> What you should do:
Bring together all lines of the material below that contain the string "nearest".

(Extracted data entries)
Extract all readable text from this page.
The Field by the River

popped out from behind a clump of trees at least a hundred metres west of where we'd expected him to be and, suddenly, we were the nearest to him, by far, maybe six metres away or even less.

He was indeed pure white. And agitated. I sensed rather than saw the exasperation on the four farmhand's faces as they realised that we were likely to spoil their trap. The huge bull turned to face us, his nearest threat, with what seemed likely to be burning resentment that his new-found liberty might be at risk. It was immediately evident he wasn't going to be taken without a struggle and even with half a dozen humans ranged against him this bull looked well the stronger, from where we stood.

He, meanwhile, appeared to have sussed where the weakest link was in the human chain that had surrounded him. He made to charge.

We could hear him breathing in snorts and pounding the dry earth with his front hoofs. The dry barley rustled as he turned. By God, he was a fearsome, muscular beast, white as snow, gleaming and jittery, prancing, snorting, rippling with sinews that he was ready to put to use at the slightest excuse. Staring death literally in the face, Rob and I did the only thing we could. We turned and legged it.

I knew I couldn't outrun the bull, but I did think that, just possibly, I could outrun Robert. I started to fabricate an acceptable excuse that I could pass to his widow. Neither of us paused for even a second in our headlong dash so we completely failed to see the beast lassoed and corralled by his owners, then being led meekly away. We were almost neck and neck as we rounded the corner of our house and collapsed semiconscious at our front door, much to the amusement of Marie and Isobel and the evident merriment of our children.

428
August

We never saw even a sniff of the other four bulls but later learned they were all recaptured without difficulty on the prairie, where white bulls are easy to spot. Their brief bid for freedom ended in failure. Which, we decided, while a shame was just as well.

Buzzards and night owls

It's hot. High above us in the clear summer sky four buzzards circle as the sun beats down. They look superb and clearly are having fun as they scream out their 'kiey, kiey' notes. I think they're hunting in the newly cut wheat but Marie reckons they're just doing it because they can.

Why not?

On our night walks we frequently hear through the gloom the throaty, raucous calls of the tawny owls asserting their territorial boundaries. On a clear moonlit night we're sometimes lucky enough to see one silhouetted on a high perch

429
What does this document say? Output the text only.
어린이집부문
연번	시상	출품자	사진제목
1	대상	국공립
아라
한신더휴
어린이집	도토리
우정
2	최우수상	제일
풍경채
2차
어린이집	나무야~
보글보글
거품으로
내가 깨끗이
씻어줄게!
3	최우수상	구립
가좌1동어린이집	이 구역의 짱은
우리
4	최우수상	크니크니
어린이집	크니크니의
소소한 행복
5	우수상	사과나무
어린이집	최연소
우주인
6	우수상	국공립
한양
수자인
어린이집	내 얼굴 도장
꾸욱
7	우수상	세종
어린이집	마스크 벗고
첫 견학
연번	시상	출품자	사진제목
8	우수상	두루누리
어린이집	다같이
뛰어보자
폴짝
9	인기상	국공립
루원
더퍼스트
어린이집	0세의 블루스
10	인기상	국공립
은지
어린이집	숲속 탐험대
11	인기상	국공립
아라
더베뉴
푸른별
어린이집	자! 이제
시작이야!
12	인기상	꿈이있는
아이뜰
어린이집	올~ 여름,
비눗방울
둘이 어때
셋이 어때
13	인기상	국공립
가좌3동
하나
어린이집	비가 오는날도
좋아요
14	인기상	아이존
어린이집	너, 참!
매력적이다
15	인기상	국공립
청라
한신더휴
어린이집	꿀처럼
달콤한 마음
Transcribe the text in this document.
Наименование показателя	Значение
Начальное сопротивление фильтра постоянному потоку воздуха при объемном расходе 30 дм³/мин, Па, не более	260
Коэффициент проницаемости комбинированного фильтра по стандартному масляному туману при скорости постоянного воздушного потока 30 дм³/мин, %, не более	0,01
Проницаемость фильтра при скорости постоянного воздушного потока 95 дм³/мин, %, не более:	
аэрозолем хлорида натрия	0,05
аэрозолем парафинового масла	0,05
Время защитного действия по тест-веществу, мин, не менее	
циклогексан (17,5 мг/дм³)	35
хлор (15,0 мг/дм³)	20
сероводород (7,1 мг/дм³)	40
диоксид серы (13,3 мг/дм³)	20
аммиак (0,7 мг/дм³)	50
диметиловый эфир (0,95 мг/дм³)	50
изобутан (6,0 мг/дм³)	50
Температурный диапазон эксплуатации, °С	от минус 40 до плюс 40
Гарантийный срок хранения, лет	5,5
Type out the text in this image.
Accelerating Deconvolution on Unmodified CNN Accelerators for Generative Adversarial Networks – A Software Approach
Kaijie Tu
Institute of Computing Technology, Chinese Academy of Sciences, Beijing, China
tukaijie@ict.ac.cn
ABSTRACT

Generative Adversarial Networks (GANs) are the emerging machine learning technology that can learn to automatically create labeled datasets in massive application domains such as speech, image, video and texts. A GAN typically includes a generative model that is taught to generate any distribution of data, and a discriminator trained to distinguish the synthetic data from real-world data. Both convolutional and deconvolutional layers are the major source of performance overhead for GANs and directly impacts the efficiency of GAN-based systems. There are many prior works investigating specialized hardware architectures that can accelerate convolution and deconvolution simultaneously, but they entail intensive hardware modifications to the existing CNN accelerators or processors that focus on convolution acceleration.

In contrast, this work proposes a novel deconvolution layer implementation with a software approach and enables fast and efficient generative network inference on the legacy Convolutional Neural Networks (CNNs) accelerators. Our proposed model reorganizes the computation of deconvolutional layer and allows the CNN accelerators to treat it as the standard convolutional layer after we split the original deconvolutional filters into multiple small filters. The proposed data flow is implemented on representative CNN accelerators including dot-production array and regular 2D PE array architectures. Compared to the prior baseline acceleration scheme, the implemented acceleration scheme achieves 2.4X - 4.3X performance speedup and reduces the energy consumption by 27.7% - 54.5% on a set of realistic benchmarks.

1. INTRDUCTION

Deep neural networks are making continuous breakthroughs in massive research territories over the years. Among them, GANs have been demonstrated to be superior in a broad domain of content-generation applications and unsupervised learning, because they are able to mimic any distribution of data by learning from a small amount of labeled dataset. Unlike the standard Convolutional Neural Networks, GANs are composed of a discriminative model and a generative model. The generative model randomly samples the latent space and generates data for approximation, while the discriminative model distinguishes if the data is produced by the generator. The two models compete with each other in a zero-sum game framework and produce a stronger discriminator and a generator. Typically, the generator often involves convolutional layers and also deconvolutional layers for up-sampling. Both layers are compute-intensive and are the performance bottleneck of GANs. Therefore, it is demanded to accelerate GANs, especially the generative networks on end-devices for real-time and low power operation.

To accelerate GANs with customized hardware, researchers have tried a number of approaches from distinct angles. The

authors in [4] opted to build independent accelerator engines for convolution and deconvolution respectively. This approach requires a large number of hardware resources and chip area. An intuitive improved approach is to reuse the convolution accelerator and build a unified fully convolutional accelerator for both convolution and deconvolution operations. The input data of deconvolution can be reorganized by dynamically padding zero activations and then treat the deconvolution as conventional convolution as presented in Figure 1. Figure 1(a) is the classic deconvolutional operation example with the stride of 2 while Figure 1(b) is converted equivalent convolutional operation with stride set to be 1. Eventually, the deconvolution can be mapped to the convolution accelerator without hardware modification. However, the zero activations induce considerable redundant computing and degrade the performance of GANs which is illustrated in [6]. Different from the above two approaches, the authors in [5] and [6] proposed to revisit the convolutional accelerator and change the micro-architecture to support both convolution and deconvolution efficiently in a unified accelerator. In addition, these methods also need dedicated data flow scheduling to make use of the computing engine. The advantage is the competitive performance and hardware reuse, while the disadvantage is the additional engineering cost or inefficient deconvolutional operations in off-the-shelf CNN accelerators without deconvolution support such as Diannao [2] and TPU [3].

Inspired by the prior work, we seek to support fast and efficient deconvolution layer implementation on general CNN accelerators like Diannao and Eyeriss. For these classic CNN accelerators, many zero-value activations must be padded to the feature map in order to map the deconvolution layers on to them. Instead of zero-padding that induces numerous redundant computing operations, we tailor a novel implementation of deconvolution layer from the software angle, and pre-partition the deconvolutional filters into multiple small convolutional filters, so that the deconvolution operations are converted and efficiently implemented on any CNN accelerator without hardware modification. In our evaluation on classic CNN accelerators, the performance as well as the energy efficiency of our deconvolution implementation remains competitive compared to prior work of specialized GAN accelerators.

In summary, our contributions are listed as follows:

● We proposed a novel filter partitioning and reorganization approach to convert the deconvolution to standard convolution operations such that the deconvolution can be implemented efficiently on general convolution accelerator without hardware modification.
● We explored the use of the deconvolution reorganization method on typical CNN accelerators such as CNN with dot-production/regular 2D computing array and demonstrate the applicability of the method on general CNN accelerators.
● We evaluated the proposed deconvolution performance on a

> Response to the exercise:
popped out from behind a clump of trees at least a hundred metres west of where we'd expected him to be and, suddenly, we were the nearest to him, by far, maybe six metres away or even less.
He was indeed pure white. And agitated. I sensed rather than saw the exasperation on the four farmhand's faces as they realised that we were likely to spoil their trap. The huge bull turned to face us, his nearest threat, with what seemed likely to be burning resentment that his new-found liberty might be at risk. It was immediately evident he wasn't going to be taken without a struggle and even with half a dozen humans ranged against him this bull looked well the stronger, from where we stood.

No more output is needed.